- [Dataset excerpts]:
□ □ □

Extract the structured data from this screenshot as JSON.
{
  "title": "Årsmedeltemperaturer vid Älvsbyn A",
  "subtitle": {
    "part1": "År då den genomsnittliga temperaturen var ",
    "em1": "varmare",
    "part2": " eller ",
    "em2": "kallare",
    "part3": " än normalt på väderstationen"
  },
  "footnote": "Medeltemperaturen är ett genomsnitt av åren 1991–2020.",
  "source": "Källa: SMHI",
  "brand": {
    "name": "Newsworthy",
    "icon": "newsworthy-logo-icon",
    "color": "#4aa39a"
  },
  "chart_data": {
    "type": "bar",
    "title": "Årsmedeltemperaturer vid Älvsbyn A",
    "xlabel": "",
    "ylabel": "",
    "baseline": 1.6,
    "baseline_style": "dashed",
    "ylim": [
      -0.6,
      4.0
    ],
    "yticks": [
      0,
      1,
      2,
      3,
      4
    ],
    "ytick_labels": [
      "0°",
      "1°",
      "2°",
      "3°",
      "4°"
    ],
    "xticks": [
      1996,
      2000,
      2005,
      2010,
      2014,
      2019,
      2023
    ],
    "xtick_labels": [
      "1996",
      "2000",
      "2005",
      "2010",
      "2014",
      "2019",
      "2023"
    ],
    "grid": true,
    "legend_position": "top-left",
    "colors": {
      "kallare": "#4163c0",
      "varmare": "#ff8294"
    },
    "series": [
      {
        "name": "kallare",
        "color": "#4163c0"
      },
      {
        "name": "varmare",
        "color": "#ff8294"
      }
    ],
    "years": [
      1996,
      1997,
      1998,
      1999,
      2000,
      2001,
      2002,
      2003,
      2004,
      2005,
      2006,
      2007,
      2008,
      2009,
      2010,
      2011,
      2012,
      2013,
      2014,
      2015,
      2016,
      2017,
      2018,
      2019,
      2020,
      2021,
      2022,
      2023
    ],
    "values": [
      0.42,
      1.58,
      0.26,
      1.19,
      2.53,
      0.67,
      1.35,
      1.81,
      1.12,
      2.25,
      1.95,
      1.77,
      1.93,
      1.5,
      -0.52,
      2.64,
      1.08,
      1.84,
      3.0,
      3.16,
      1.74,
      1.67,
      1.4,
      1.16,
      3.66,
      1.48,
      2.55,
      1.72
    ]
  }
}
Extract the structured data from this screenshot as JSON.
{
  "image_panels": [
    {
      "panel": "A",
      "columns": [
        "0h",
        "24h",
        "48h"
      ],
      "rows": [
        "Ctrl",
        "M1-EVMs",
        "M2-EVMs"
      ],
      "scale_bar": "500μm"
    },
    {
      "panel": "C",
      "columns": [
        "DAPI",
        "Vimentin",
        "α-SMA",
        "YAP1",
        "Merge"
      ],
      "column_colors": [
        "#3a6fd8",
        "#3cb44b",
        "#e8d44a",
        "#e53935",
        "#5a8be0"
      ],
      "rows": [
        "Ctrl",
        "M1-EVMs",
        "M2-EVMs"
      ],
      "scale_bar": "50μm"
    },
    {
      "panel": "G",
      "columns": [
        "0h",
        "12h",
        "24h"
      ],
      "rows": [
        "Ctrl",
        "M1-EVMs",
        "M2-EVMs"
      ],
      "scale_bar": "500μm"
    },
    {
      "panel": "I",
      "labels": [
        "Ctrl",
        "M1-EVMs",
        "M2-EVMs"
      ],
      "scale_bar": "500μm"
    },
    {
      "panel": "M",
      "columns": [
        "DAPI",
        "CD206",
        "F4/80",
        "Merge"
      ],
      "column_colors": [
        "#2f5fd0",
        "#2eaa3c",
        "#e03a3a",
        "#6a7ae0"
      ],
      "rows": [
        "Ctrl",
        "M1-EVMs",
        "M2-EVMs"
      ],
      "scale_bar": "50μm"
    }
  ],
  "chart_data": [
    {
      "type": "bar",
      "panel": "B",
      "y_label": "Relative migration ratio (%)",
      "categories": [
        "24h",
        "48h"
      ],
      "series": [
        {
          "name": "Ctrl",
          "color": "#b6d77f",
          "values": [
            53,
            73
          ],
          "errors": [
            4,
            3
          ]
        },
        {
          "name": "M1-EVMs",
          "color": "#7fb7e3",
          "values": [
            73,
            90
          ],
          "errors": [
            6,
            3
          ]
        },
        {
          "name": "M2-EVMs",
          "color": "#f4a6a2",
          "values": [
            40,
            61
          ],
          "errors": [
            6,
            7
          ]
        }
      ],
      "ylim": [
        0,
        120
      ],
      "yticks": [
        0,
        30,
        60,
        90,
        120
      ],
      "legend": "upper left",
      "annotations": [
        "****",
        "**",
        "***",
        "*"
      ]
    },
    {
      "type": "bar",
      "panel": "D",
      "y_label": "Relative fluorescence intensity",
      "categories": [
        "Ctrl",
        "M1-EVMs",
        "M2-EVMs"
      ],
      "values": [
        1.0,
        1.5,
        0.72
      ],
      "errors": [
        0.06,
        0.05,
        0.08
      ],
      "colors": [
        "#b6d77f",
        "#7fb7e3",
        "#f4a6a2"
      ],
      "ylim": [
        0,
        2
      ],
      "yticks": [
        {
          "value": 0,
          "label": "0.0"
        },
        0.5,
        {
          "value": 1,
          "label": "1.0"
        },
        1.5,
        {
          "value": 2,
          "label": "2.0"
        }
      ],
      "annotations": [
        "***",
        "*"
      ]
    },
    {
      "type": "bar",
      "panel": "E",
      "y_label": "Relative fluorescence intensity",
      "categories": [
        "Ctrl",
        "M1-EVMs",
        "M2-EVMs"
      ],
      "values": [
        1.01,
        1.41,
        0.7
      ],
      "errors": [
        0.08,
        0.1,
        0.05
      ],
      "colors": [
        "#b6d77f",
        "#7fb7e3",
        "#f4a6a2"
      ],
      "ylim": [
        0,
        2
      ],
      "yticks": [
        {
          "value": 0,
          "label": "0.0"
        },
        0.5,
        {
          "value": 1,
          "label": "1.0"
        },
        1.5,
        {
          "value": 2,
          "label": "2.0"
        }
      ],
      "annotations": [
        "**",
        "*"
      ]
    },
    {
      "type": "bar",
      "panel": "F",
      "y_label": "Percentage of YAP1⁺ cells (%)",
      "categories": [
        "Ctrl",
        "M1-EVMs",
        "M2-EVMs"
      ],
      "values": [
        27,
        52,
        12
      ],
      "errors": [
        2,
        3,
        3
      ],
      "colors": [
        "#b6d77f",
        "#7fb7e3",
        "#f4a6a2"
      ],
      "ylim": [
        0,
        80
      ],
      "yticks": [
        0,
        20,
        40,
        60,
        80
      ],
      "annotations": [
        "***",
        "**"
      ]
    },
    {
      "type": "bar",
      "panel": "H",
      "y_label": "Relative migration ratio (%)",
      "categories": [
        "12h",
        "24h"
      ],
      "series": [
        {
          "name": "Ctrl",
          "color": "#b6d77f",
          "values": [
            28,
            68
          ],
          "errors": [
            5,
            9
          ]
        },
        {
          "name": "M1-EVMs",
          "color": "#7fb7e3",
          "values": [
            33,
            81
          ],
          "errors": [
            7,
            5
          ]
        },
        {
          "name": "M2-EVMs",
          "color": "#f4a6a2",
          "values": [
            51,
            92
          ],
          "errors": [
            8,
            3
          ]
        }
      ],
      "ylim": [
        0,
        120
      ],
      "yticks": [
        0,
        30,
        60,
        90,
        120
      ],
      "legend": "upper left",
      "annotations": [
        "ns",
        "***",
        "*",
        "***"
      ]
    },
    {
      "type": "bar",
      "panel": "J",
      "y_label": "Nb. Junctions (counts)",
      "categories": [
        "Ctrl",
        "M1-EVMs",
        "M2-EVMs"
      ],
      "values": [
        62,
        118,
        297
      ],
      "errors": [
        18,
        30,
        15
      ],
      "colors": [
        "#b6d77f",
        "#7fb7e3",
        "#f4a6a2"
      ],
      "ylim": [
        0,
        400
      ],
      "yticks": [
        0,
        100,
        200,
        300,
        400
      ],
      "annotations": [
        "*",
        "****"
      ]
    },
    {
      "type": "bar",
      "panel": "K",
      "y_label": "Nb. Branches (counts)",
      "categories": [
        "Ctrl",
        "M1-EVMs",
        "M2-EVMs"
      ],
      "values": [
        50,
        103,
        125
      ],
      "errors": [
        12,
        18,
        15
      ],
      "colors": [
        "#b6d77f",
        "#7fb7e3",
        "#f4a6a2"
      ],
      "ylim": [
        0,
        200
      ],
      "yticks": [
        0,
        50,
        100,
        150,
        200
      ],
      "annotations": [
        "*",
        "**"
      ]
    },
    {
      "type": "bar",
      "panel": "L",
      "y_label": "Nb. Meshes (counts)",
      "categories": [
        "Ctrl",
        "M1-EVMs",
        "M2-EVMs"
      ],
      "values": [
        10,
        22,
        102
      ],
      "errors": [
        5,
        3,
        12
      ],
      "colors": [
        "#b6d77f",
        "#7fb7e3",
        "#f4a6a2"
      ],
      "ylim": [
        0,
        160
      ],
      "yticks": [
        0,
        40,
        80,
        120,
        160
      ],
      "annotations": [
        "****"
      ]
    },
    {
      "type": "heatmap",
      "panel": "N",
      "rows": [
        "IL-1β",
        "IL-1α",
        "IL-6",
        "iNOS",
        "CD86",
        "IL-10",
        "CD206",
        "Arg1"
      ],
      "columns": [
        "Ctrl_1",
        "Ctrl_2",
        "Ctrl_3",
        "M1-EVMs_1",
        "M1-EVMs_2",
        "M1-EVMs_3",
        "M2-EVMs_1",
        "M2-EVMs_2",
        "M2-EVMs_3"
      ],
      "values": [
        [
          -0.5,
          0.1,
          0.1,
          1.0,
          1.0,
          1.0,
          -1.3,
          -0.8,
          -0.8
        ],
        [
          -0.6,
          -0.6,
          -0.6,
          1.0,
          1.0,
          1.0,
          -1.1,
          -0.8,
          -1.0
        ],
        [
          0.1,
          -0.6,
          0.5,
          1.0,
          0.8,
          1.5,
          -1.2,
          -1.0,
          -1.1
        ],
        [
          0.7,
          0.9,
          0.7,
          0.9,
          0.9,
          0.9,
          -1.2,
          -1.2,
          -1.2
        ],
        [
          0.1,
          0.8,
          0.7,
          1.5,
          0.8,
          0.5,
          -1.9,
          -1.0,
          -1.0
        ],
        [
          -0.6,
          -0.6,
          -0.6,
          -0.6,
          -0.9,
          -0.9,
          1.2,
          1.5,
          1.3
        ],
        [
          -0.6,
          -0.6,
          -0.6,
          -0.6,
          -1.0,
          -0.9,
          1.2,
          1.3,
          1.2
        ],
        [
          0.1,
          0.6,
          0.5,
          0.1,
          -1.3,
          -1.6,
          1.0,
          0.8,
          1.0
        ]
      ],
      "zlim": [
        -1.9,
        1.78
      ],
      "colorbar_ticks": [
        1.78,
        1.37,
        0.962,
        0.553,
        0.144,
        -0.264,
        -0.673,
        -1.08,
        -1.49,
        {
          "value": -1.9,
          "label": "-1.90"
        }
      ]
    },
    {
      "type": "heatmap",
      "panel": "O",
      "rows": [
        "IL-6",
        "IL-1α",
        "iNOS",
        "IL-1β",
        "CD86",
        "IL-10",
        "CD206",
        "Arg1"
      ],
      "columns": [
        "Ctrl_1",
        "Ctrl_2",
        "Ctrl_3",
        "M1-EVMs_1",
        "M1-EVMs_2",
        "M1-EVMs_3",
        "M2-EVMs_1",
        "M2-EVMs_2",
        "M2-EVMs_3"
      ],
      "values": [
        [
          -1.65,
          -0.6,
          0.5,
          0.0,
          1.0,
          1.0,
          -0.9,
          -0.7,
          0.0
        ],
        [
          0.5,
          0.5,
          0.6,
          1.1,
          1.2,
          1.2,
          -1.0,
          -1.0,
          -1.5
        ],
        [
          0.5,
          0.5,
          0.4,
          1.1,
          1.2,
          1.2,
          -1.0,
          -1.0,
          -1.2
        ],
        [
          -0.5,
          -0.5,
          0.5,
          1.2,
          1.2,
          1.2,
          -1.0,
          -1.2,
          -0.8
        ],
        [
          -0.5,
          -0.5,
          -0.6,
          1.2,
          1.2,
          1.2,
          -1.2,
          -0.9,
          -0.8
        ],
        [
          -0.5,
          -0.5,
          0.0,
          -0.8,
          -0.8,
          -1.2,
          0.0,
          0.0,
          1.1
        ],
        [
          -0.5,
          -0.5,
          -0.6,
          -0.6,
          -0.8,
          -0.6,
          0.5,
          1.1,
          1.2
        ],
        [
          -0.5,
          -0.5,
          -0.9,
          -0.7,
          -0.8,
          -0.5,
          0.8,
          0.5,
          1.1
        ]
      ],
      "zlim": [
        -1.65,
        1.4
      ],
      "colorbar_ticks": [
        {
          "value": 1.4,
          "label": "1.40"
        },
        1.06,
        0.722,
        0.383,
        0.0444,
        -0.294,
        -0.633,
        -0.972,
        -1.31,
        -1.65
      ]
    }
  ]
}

□ □ □

- [Your instructions]: Check each line above for the word "kallare" and copy every line that has it.

- [Task answer]:
    "em2": "kallare",
      "kallare": "#4163c0",
        "name": "kallare",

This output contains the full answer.